> _Required task_: Extract the data exactly, missing nothing.

> _Stored dataset items_:
☆ ☆ ☆ ☆ ☆

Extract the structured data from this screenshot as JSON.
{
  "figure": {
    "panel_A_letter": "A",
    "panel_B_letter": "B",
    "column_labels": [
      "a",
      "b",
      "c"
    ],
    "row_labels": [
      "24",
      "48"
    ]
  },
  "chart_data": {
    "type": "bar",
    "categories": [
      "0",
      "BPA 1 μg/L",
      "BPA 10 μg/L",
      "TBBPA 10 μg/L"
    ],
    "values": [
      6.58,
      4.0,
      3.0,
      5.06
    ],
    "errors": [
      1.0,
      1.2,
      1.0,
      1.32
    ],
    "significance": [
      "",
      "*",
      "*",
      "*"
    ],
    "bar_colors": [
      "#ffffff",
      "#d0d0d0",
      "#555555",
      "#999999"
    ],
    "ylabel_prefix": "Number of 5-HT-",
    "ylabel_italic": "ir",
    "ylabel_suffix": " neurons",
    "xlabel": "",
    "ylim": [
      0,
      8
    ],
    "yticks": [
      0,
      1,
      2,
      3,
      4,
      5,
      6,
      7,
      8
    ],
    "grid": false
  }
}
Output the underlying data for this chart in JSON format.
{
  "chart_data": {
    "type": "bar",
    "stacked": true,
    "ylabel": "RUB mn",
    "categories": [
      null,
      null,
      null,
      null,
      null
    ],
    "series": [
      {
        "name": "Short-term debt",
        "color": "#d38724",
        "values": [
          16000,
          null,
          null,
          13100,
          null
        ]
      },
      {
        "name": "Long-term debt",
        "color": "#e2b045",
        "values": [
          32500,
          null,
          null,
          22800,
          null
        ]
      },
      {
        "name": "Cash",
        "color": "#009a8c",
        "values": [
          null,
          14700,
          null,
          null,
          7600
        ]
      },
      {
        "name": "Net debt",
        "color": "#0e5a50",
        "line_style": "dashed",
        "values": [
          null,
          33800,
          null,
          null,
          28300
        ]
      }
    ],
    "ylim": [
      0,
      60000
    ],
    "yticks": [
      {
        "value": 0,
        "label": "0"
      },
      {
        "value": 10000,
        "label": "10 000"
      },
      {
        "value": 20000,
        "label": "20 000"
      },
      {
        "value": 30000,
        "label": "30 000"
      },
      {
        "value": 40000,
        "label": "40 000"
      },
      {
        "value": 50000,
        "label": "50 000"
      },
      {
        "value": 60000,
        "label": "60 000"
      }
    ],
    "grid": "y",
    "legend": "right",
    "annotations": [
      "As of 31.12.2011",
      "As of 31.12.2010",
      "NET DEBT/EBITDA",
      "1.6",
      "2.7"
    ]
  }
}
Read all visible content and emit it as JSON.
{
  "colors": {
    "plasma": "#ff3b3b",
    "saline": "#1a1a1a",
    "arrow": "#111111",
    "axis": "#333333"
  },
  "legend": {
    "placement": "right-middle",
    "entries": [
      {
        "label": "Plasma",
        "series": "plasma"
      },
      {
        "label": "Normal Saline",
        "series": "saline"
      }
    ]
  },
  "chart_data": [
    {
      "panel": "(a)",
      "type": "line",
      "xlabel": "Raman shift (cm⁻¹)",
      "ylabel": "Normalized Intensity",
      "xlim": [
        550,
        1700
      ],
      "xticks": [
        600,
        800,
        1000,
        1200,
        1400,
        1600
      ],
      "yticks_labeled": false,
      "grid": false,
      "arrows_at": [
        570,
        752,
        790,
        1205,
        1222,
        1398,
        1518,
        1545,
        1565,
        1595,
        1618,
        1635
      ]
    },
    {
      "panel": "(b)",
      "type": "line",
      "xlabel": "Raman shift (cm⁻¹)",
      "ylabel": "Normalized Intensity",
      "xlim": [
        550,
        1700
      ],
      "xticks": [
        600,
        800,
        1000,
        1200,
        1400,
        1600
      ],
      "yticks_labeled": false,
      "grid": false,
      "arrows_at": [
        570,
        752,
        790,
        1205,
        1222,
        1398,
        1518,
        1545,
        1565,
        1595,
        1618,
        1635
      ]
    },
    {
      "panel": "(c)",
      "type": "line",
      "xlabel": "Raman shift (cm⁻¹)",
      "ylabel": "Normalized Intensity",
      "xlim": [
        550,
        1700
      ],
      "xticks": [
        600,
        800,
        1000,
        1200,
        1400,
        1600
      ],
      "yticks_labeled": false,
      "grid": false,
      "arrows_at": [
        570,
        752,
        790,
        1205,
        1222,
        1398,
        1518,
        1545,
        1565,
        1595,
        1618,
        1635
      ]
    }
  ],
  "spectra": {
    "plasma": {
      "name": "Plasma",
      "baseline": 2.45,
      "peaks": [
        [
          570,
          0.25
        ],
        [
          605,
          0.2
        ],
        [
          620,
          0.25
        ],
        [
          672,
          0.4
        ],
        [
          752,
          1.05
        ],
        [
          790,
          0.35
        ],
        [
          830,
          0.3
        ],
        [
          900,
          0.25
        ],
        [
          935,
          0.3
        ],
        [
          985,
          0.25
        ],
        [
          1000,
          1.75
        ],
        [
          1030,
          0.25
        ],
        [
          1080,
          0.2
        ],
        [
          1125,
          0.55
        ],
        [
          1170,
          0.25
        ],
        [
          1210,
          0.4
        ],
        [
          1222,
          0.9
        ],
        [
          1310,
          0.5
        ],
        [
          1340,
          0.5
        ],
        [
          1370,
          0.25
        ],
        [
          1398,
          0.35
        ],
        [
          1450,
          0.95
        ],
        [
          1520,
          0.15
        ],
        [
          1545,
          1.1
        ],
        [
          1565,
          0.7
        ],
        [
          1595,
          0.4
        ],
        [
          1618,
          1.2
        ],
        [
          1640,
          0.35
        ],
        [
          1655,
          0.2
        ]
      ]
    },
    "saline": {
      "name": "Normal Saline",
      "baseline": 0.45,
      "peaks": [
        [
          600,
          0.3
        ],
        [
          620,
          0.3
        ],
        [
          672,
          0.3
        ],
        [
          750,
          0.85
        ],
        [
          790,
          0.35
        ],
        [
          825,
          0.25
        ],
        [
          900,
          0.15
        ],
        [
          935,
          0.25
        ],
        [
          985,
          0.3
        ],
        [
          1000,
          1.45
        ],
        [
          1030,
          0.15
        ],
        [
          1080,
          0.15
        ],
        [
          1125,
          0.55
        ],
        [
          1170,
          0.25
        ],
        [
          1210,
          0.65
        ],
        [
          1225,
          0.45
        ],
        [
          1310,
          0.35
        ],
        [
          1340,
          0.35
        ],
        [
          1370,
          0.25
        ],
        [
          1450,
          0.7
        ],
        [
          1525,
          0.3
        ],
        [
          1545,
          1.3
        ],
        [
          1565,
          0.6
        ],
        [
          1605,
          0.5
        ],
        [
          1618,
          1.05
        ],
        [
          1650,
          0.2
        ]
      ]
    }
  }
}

☆ ☆ ☆ ☆ ☆

> _Task output_:
Extract the structured data from this screenshot as JSON.
{
  "figure": {
    "panel_A_letter": "A",
    "panel_B_letter": "B",
    "column_labels": [
      "a",
      "b",
      "c"
    ],
    "row_labels": [
      "24",
      "48"
    ]
  },
  "chart_data": {
    "type": "bar",
    "categories": [
      "0",
      "BPA 1 μg/L",
      "BPA 10 μg/L",
      "TBBPA 10 μg/L"
    ],
    "values": [
      6.58,
      4.0,
      3.0,
      5.06
    ],
    "errors": [
      1.0,
      1.2,
      1.0,
      1.32
    ],
    "significance": [
      "",
      "*",
      "*",
      "*"
    ],
    "bar_colors": [
      "#ffffff",
      "#d0d0d0",
      "#555555",
      "#999999"
    ],
    "ylabel_prefix": "Number of 5-HT-",
    "ylabel_italic": "ir",
    "ylabel_suffix": " neurons",
    "xlabel": "",
    "ylim": [
      0,
      8
    ],
    "yticks": [
      0,
      1,
      2,
      3,
      4,
      5,
      6,
      7,
      8
    ],
    "grid": false
  }
}
Output the underlying data for this chart in JSON format.
{
  "chart_data": {
    "type": "bar",
    "stacked": true,
    "ylabel": "RUB mn",
    "categories": [
      null,
      null,
      null,
      null,
      null
    ],
    "series": [
      {
        "name": "Short-term debt",
        "color": "#d38724",
        "values": [
          16000,
          null,
          null,
          13100,
          null
        ]
      },
      {
        "name": "Long-term debt",
        "color": "#e2b045",
        "values": [
          32500,
          null,
          null,
          22800,
          null
        ]
      },
      {
        "name": "Cash",
        "color": "#009a8c",
        "values": [
          null,
          14700,
          null,
          null,
          7600
        ]
      },
      {
        "name": "Net debt",
        "color": "#0e5a50",
        "line_style": "dashed",
        "values": [
          null,
          33800,
          null,
          null,
          28300
        ]
      }
    ],
    "ylim": [
      0,
      60000
    ],
    "yticks": [
      {
        "value": 0,
        "label": "0"
      },
      {
        "value": 10000,
        "label": "10 000"
      },
      {
        "value": 20000,
        "label": "20 000"
      },
      {
        "value": 30000,
        "label": "30 000"
      },
      {
        "value": 40000,
        "label": "40 000"
      },
      {
        "value": 50000,
        "label": "50 000"
      },
      {
        "value": 60000,
        "label": "60 000"
      }
    ],
    "grid": "y",
    "legend": "right",
    "annotations": [
      "As of 31.12.2011",
      "As of 31.12.2010",
      "NET DEBT/EBITDA",
      "1.6",
      "2.7"
    ]
  }
}
Read all visible content and emit it as JSON.
{
  "colors": {
    "plasma": "#ff3b3b",
    "saline": "#1a1a1a",
    "arrow": "#111111",
    "axis": "#333333"
  },
  "legend": {
    "placement": "right-middle",
    "entries": [
      {
        "label": "Plasma",
        "series": "plasma"
      },
      {
        "label": "Normal Saline",
        "series": "saline"
      }
    ]
  },
  "chart_data": [
    {
      "panel": "(a)",
      "type": "line",
      "xlabel": "Raman shift (cm⁻¹)",
      "ylabel": "Normalized Intensity",
      "xlim": [
        550,
        1700
      ],
      "xticks": [
        600,
        800,
        1000,
        1200,
        1400,
        1600
      ],
      "yticks_labeled": false,
      "grid": false,
      "arrows_at": [
        570,
        752,
        790,
        1205,
        1222,
        1398,
        1518,
        1545,
        1565,
        1595,
        1618,
        1635
      ]
    },
    {
      "panel": "(b)",
      "type": "line",
      "xlabel": "Raman shift (cm⁻¹)",
      "ylabel": "Normalized Intensity",
      "xlim": [
        550,
        1700
      ],
      "xticks": [
        600,
        800,
        1000,
        1200,
        1400,
        1600
      ],
      "yticks_labeled": false,
      "grid": false,
      "arrows_at": [
        570,
        752,
        790,
        1205,
        1222,
        1398,
        1518,
        1545,
        1565,
        1595,
        1618,
        1635
      ]
    },
    {
      "panel": "(c)",
      "type": "line",
      "xlabel": "Raman shift (cm⁻¹)",
      "ylabel": "Normalized Intensity",
      "xlim": [
        550,
        1700
      ],
      "xticks": [
        600,
        800,
        1000,
        1200,
        1400,
        1600
      ],
      "yticks_labeled": false,
      "grid": false,
      "arrows_at": [
        570,
        752,
        790,
        1205,
        1222,
        1398,
        1518,
        1545,
        1565,
        1595,
        1618,
        1635
      ]
    }
  ],
  "spectra": {
    "plasma": {
      "name": "Plasma",
      "baseline": 2.45,
      "peaks": [
        [
          570,
          0.25
        ],
        [
          605,
          0.2
        ],
        [
          620,
          0.25
        ],
        [
          672,
          0.4
        ],
        [
          752,
          1.05
        ],
        [
          790,
          0.35
        ],
        [
          830,
          0.3
        ],
        [
          900,
          0.25
        ],
        [
          935,
          0.3
        ],
        [
          985,
          0.25
        ],
        [
          1000,
          1.75
        ],
        [
          1030,
          0.25
        ],
        [
          1080,
          0.2
        ],
        [
          1125,
          0.55
        ],
        [
          1170,
          0.25
        ],
        [
          1210,
          0.4
        ],
        [
          1222,
          0.9
        ],
        [
          1310,
          0.5
        ],
        [
          1340,
          0.5
        ],
        [
          1370,
          0.25
        ],
        [
          1398,
          0.35
        ],
        [
          1450,
          0.95
        ],
        [
          1520,
          0.15
        ],
        [
          1545,
          1.1
        ],
        [
          1565,
          0.7
        ],
        [
          1595,
          0.4
        ],
        [
          1618,
          1.2
        ],
        [
          1640,
          0.35
        ],
        [
          1655,
          0.2
        ]
      ]
    },
    "saline": {
      "name": "Normal Saline",
      "baseline": 0.45,
      "peaks": [
        [
          600,
          0.3
        ],
        [
          620,
          0.3
        ],
        [
          672,
          0.3
        ],
        [
          750,
          0.85
        ],
        [
          790,
          0.35
        ],
        [
          825,
          0.25
        ],
        [
          900,
          0.15
        ],
        [
          935,
          0.25
        ],
        [
          985,
          0.3
        ],
        [
          1000,
          1.45
        ],
        [
          1030,
          0.15
        ],
        [
          1080,
          0.15
        ],
        [
          1125,
          0.55
        ],
        [
          1170,
          0.25
        ],
        [
          1210,
          0.65
        ],
        [
          1225,
          0.45
        ],
        [
          1310,
          0.35
        ],
        [
          1340,
          0.35
        ],
        [
          1370,
          0.25
        ],
        [
          1450,
          0.7
        ],
        [
          1525,
          0.3
        ],
        [
          1545,
          1.3
        ],
        [
          1565,
          0.6
        ],
        [
          1605,
          0.5
        ],
        [
          1618,
          1.05
        ],
        [
          1650,
          0.2
        ]
      ]
    }
  }
}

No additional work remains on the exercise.